>> START DATA EXTRACT
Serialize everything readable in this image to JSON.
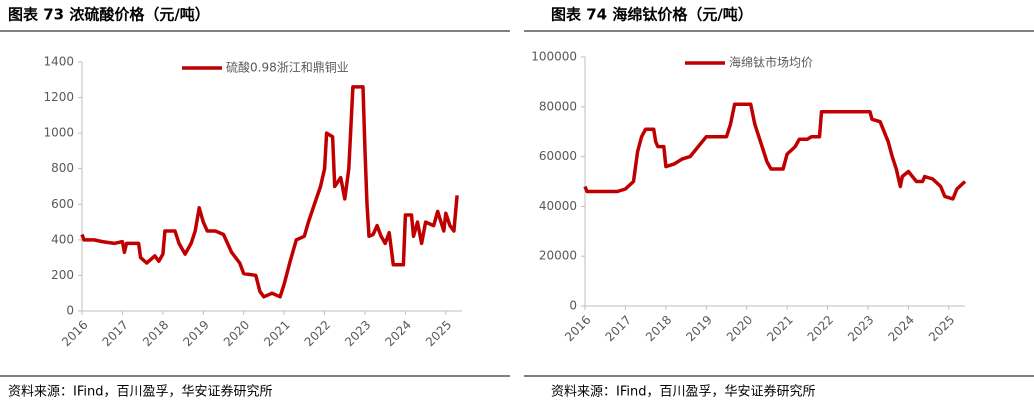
{
  "chart_data": [
    {
      "type": "line",
      "title": "图表 73 浓硫酸价格（元/吨）",
      "source": "资料来源：IFind，百川盈孚，华安证券研究所",
      "legend": "top",
      "xlim": [
        2016,
        2025.4
      ],
      "xticks": [
        2016,
        2017,
        2018,
        2019,
        2020,
        2021,
        2022,
        2023,
        2024,
        2025
      ],
      "ylim": [
        0,
        1400
      ],
      "yticks": [
        0,
        200,
        400,
        600,
        800,
        1000,
        1200,
        1400
      ],
      "x": [
        2016.0,
        2016.05,
        2016.3,
        2016.5,
        2016.8,
        2017.0,
        2017.05,
        2017.1,
        2017.4,
        2017.45,
        2017.6,
        2017.8,
        2017.9,
        2018.0,
        2018.05,
        2018.3,
        2018.4,
        2018.55,
        2018.7,
        2018.8,
        2018.9,
        2019.0,
        2019.1,
        2019.3,
        2019.5,
        2019.7,
        2019.9,
        2020.0,
        2020.3,
        2020.4,
        2020.5,
        2020.7,
        2020.9,
        2021.0,
        2021.15,
        2021.3,
        2021.5,
        2021.6,
        2021.75,
        2021.9,
        2022.0,
        2022.05,
        2022.2,
        2022.25,
        2022.4,
        2022.5,
        2022.6,
        2022.7,
        2022.95,
        2023.0,
        2023.05,
        2023.1,
        2023.2,
        2023.3,
        2023.4,
        2023.5,
        2023.6,
        2023.7,
        2023.95,
        2024.0,
        2024.15,
        2024.2,
        2024.3,
        2024.4,
        2024.5,
        2024.7,
        2024.8,
        2024.95,
        2025.0,
        2025.1,
        2025.2,
        2025.28
      ],
      "series": [
        {
          "name": "硫酸0.98浙江和鼎铜业",
          "color": "#c00000",
          "values": [
            430,
            400,
            400,
            390,
            380,
            390,
            330,
            380,
            380,
            300,
            270,
            310,
            280,
            320,
            450,
            450,
            380,
            320,
            380,
            450,
            580,
            500,
            450,
            450,
            430,
            330,
            270,
            210,
            200,
            110,
            80,
            100,
            80,
            150,
            280,
            400,
            420,
            500,
            600,
            700,
            800,
            1000,
            980,
            700,
            750,
            630,
            800,
            1260,
            1260,
            900,
            600,
            420,
            430,
            480,
            420,
            380,
            440,
            260,
            260,
            540,
            540,
            420,
            500,
            380,
            500,
            480,
            560,
            450,
            550,
            480,
            450,
            650
          ]
        }
      ]
    },
    {
      "type": "line",
      "title": "图表 74 海绵钛价格（元/吨）",
      "source": "资料来源：IFind，百川盈孚，华安证券研究所",
      "legend": "top",
      "xlim": [
        2016,
        2025.4
      ],
      "xticks": [
        2016,
        2017,
        2018,
        2019,
        2020,
        2021,
        2022,
        2023,
        2024,
        2025
      ],
      "ylim": [
        0,
        100000
      ],
      "yticks": [
        0,
        20000,
        40000,
        60000,
        80000,
        100000
      ],
      "x": [
        2016.0,
        2016.05,
        2016.8,
        2017.0,
        2017.2,
        2017.3,
        2017.4,
        2017.5,
        2017.7,
        2017.75,
        2017.8,
        2017.95,
        2018.0,
        2018.2,
        2018.4,
        2018.6,
        2018.8,
        2019.0,
        2019.5,
        2019.6,
        2019.7,
        2020.1,
        2020.2,
        2020.4,
        2020.5,
        2020.6,
        2020.9,
        2021.0,
        2021.2,
        2021.3,
        2021.5,
        2021.6,
        2021.8,
        2021.85,
        2023.05,
        2023.1,
        2023.3,
        2023.5,
        2023.6,
        2023.7,
        2023.8,
        2023.85,
        2024.0,
        2024.1,
        2024.2,
        2024.35,
        2024.4,
        2024.6,
        2024.8,
        2024.9,
        2025.1,
        2025.2,
        2025.4
      ],
      "series": [
        {
          "name": "海绵钛市场均价",
          "color": "#c00000",
          "values": [
            48000,
            46000,
            46000,
            47000,
            50000,
            62000,
            68000,
            71000,
            71000,
            66000,
            64000,
            64000,
            56000,
            57000,
            59000,
            60000,
            64000,
            68000,
            68000,
            73000,
            81000,
            81000,
            73000,
            63000,
            58000,
            55000,
            55000,
            61000,
            64000,
            67000,
            67000,
            68000,
            68000,
            78000,
            78000,
            75000,
            74000,
            66000,
            60000,
            55000,
            48000,
            52000,
            54000,
            52000,
            50000,
            50000,
            52000,
            51000,
            48000,
            44000,
            43000,
            47000,
            50000
          ]
        }
      ]
    }
  ]
}
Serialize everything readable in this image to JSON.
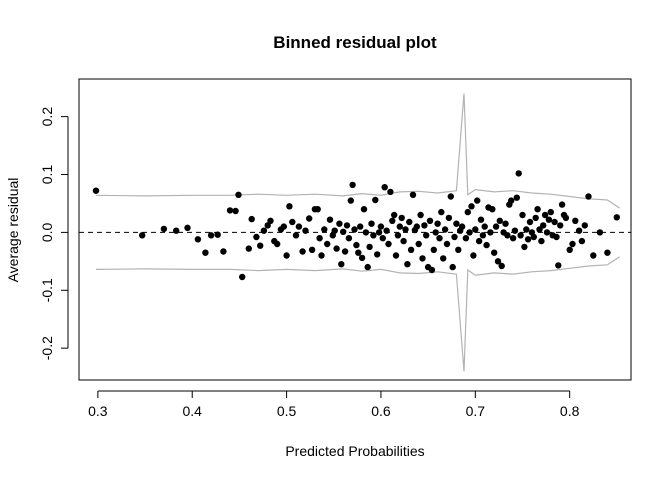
>> END DATA EXTRACT
## [WHAT YOU ARE ASKED TO DO]
Using the material above, return every line exactly as it appears, minus the pictures.

## [THE OUTPUT]
Serialize everything readable in this image to JSON.
{
  "chart_data": [
    {
      "type": "line",
      "title": "图表 73 浓硫酸价格（元/吨）",
      "source": "资料来源：IFind，百川盈孚，华安证券研究所",
      "legend": "top",
      "xlim": [
        2016,
        2025.4
      ],
      "xticks": [
        2016,
        2017,
        2018,
        2019,
        2020,
        2021,
        2022,
        2023,
        2024,
        2025
      ],
      "ylim": [
        0,
        1400
      ],
      "yticks": [
        0,
        200,
        400,
        600,
        800,
        1000,
        1200,
        1400
      ],
      "x": [
        2016.0,
        2016.05,
        2016.3,
        2016.5,
        2016.8,
        2017.0,
        2017.05,
        2017.1,
        2017.4,
        2017.45,
        2017.6,
        2017.8,
        2017.9,
        2018.0,
        2018.05,
        2018.3,
        2018.4,
        2018.55,
        2018.7,
        2018.8,
        2018.9,
        2019.0,
        2019.1,
        2019.3,
        2019.5,
        2019.7,
        2019.9,
        2020.0,
        2020.3,
        2020.4,
        2020.5,
        2020.7,
        2020.9,
        2021.0,
        2021.15,
        2021.3,
        2021.5,
        2021.6,
        2021.75,
        2021.9,
        2022.0,
        2022.05,
        2022.2,
        2022.25,
        2022.4,
        2022.5,
        2022.6,
        2022.7,
        2022.95,
        2023.0,
        2023.05,
        2023.1,
        2023.2,
        2023.3,
        2023.4,
        2023.5,
        2023.6,
        2023.7,
        2023.95,
        2024.0,
        2024.15,
        2024.2,
        2024.3,
        2024.4,
        2024.5,
        2024.7,
        2024.8,
        2024.95,
        2025.0,
        2025.1,
        2025.2,
        2025.28
      ],
      "series": [
        {
          "name": "硫酸0.98浙江和鼎铜业",
          "color": "#c00000",
          "values": [
            430,
            400,
            400,
            390,
            380,
            390,
            330,
            380,
            380,
            300,
            270,
            310,
            280,
            320,
            450,
            450,
            380,
            320,
            380,
            450,
            580,
            500,
            450,
            450,
            430,
            330,
            270,
            210,
            200,
            110,
            80,
            100,
            80,
            150,
            280,
            400,
            420,
            500,
            600,
            700,
            800,
            1000,
            980,
            700,
            750,
            630,
            800,
            1260,
            1260,
            900,
            600,
            420,
            430,
            480,
            420,
            380,
            440,
            260,
            260,
            540,
            540,
            420,
            500,
            380,
            500,
            480,
            560,
            450,
            550,
            480,
            450,
            650
          ]
        }
      ]
    },
    {
      "type": "line",
      "title": "图表 74 海绵钛价格（元/吨）",
      "source": "资料来源：IFind，百川盈孚，华安证券研究所",
      "legend": "top",
      "xlim": [
        2016,
        2025.4
      ],
      "xticks": [
        2016,
        2017,
        2018,
        2019,
        2020,
        2021,
        2022,
        2023,
        2024,
        2025
      ],
      "ylim": [
        0,
        100000
      ],
      "yticks": [
        0,
        20000,
        40000,
        60000,
        80000,
        100000
      ],
      "x": [
        2016.0,
        2016.05,
        2016.8,
        2017.0,
        2017.2,
        2017.3,
        2017.4,
        2017.5,
        2017.7,
        2017.75,
        2017.8,
        2017.95,
        2018.0,
        2018.2,
        2018.4,
        2018.6,
        2018.8,
        2019.0,
        2019.5,
        2019.6,
        2019.7,
        2020.1,
        2020.2,
        2020.4,
        2020.5,
        2020.6,
        2020.9,
        2021.0,
        2021.2,
        2021.3,
        2021.5,
        2021.6,
        2021.8,
        2021.85,
        2023.05,
        2023.1,
        2023.3,
        2023.5,
        2023.6,
        2023.7,
        2023.8,
        2023.85,
        2024.0,
        2024.1,
        2024.2,
        2024.35,
        2024.4,
        2024.6,
        2024.8,
        2024.9,
        2025.1,
        2025.2,
        2025.4
      ],
      "series": [
        {
          "name": "海绵钛市场均价",
          "color": "#c00000",
          "values": [
            48000,
            46000,
            46000,
            47000,
            50000,
            62000,
            68000,
            71000,
            71000,
            66000,
            64000,
            64000,
            56000,
            57000,
            59000,
            60000,
            64000,
            68000,
            68000,
            73000,
            81000,
            81000,
            73000,
            63000,
            58000,
            55000,
            55000,
            61000,
            64000,
            67000,
            67000,
            68000,
            68000,
            78000,
            78000,
            75000,
            74000,
            66000,
            60000,
            55000,
            48000,
            52000,
            54000,
            52000,
            50000,
            50000,
            52000,
            51000,
            48000,
            44000,
            43000,
            47000,
            50000
          ]
        }
      ]
    }
  ]
}
Serialize everything readable in this image to JSON.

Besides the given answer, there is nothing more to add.